======== Input material
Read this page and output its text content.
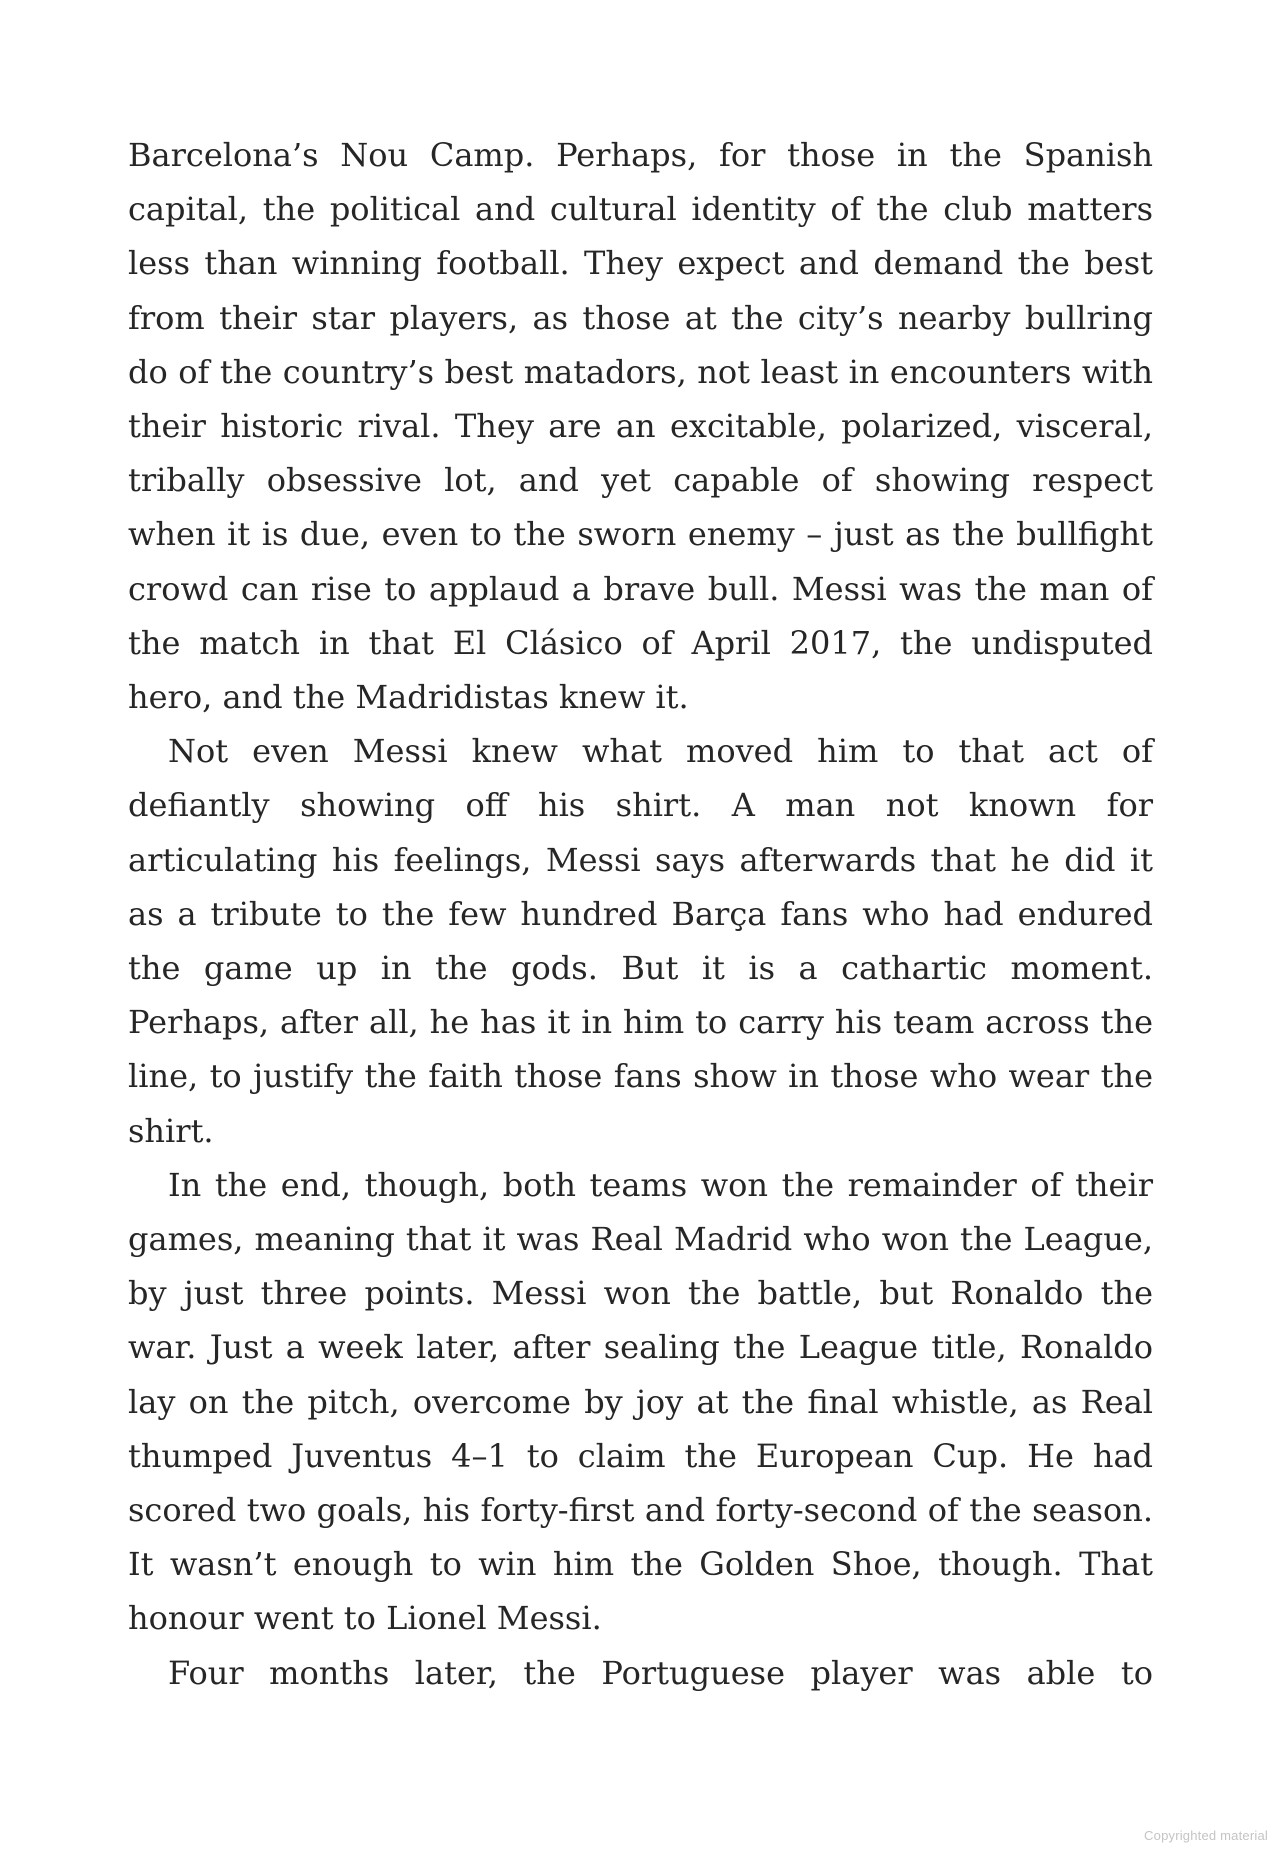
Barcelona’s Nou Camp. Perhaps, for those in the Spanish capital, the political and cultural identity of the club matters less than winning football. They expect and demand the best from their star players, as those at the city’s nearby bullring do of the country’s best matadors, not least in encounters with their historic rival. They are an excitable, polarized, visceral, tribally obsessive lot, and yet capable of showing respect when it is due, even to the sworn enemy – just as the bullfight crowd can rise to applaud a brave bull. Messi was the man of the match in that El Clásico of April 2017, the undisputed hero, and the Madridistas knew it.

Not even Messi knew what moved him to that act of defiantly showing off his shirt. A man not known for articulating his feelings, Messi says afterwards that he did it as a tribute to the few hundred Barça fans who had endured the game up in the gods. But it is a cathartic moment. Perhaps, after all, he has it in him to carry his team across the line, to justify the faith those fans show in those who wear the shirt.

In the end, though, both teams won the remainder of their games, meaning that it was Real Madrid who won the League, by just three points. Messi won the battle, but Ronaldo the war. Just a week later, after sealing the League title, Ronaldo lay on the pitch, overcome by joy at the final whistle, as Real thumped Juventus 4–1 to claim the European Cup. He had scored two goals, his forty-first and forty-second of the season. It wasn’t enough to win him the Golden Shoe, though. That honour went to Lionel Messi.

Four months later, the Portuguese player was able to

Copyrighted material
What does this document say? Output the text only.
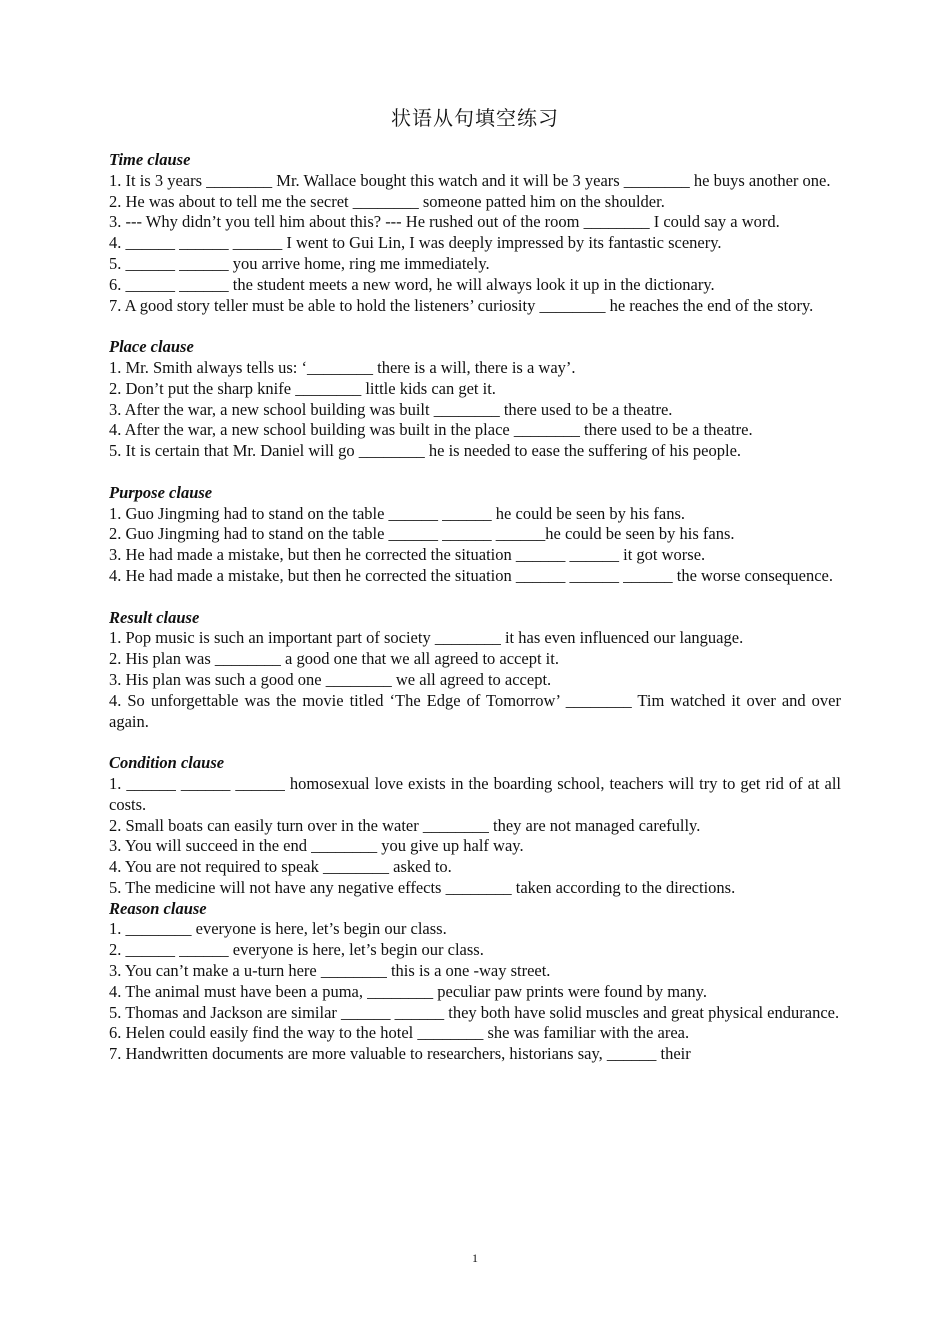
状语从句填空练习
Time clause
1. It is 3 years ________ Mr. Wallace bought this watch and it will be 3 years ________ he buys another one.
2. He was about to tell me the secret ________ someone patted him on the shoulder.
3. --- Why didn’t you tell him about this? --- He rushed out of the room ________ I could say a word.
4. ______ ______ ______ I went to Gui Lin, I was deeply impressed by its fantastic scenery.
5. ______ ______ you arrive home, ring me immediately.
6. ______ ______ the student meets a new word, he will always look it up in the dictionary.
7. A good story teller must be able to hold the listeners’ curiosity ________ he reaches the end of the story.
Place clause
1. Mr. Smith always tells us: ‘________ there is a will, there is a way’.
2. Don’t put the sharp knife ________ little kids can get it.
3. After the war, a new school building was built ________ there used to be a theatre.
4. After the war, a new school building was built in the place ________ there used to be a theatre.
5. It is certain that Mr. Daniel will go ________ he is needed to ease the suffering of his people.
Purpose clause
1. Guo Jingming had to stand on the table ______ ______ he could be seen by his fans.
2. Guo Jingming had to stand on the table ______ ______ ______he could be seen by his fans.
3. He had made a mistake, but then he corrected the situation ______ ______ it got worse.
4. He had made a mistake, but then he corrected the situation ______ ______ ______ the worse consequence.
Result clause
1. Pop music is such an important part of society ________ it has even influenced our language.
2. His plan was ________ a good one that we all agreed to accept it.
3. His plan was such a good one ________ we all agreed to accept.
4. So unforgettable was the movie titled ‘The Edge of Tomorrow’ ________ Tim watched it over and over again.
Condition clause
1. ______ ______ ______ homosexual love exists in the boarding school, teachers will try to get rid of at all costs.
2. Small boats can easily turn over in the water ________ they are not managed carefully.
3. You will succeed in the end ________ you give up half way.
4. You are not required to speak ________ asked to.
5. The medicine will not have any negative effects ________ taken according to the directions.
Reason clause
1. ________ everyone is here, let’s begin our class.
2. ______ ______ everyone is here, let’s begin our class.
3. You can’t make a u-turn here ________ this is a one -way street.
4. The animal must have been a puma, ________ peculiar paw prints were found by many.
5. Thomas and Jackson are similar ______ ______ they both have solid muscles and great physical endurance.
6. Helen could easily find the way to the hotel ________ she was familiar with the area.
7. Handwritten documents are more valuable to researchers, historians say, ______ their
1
================
Repeat the entries exactly. Pictures are excluded from the copy.

◆ **Output**
Read this page and output its text content.
Barcelona’s Nou Camp. Perhaps, for those in the Spanish capital, the political and cultural identity of the club matters less than winning football. They expect and demand the best from their star players, as those at the city’s nearby bullring do of the country’s best matadors, not least in encounters with their historic rival. They are an excitable, polarized, visceral, tribally obsessive lot, and yet capable of showing respect when it is due, even to the sworn enemy – just as the bullfight crowd can rise to applaud a brave bull. Messi was the man of the match in that El Clásico of April 2017, the undisputed hero, and the Madridistas knew it.

Not even Messi knew what moved him to that act of defiantly showing off his shirt. A man not known for articulating his feelings, Messi says afterwards that he did it as a tribute to the few hundred Barça fans who had endured the game up in the gods. But it is a cathartic moment. Perhaps, after all, he has it in him to carry his team across the line, to justify the faith those fans show in those who wear the shirt.

In the end, though, both teams won the remainder of their games, meaning that it was Real Madrid who won the League, by just three points. Messi won the battle, but Ronaldo the war. Just a week later, after sealing the League title, Ronaldo lay on the pitch, overcome by joy at the final whistle, as Real thumped Juventus 4–1 to claim the European Cup. He had scored two goals, his forty-first and forty-second of the season. It wasn’t enough to win him the Golden Shoe, though. That honour went to Lionel Messi.

Four months later, the Portuguese player was able to

Copyrighted material
What does this document say? Output the text only.
状语从句填空练习
Time clause
1. It is 3 years ________ Mr. Wallace bought this watch and it will be 3 years ________ he buys another one.
2. He was about to tell me the secret ________ someone patted him on the shoulder.
3. --- Why didn’t you tell him about this? --- He rushed out of the room ________ I could say a word.
4. ______ ______ ______ I went to Gui Lin, I was deeply impressed by its fantastic scenery.
5. ______ ______ you arrive home, ring me immediately.
6. ______ ______ the student meets a new word, he will always look it up in the dictionary.
7. A good story teller must be able to hold the listeners’ curiosity ________ he reaches the end of the story.
Place clause
1. Mr. Smith always tells us: ‘________ there is a will, there is a way’.
2. Don’t put the sharp knife ________ little kids can get it.
3. After the war, a new school building was built ________ there used to be a theatre.
4. After the war, a new school building was built in the place ________ there used to be a theatre.
5. It is certain that Mr. Daniel will go ________ he is needed to ease the suffering of his people.
Purpose clause
1. Guo Jingming had to stand on the table ______ ______ he could be seen by his fans.
2. Guo Jingming had to stand on the table ______ ______ ______he could be seen by his fans.
3. He had made a mistake, but then he corrected the situation ______ ______ it got worse.
4. He had made a mistake, but then he corrected the situation ______ ______ ______ the worse consequence.
Result clause
1. Pop music is such an important part of society ________ it has even influenced our language.
2. His plan was ________ a good one that we all agreed to accept it.
3. His plan was such a good one ________ we all agreed to accept.
4. So unforgettable was the movie titled ‘The Edge of Tomorrow’ ________ Tim watched it over and over again.
Condition clause
1. ______ ______ ______ homosexual love exists in the boarding school, teachers will try to get rid of at all costs.
2. Small boats can easily turn over in the water ________ they are not managed carefully.
3. You will succeed in the end ________ you give up half way.
4. You are not required to speak ________ asked to.
5. The medicine will not have any negative effects ________ taken according to the directions.
Reason clause
1. ________ everyone is here, let’s begin our class.
2. ______ ______ everyone is here, let’s begin our class.
3. You can’t make a u-turn here ________ this is a one -way street.
4. The animal must have been a puma, ________ peculiar paw prints were found by many.
5. Thomas and Jackson are similar ______ ______ they both have solid muscles and great physical endurance.
6. Helen could easily find the way to the hotel ________ she was familiar with the area.
7. Handwritten documents are more valuable to researchers, historians say, ______ their
1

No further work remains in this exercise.